Copy every line, leaving nothing out and adding nothing.
[begin The input]
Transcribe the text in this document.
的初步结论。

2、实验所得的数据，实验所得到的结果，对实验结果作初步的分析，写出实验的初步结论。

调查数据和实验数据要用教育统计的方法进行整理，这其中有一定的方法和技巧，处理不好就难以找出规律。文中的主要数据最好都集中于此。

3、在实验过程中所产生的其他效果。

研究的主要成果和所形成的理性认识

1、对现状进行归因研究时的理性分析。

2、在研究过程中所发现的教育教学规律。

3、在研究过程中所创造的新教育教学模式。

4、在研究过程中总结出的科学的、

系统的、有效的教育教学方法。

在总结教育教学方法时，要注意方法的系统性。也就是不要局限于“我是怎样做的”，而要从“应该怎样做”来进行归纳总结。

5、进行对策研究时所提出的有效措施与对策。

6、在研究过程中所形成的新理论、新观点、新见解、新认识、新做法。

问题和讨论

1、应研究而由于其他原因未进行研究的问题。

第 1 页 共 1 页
[end The input]
▶ Worked solution
Transcribe the text in this document.
的初步结论。

2、实验所得的数据，实验所得到的结果，对实验结果作初步的分析，写出实验的初步结论。

调查数据和实验数据要用教育统计的方法进行整理，这其中有一定的方法和技巧，处理不好就难以找出规律。文中的主要数据最好都集中于此。

3、在实验过程中所产生的其他效果。

研究的主要成果和所形成的理性认识

1、对现状进行归因研究时的理性分析。

2、在研究过程中所发现的教育教学规律。

3、在研究过程中所创造的新教育教学模式。

4、在研究过程中总结出的科学的、

系统的、有效的教育教学方法。

在总结教育教学方法时，要注意方法的系统性。也就是不要局限于“我是怎样做的”，而要从“应该怎样做”来进行归纳总结。

5、进行对策研究时所提出的有效措施与对策。

6、在研究过程中所形成的新理论、新观点、新见解、新认识、新做法。

问题和讨论

1、应研究而由于其他原因未进行研究的问题。

第 1 页 共 1 页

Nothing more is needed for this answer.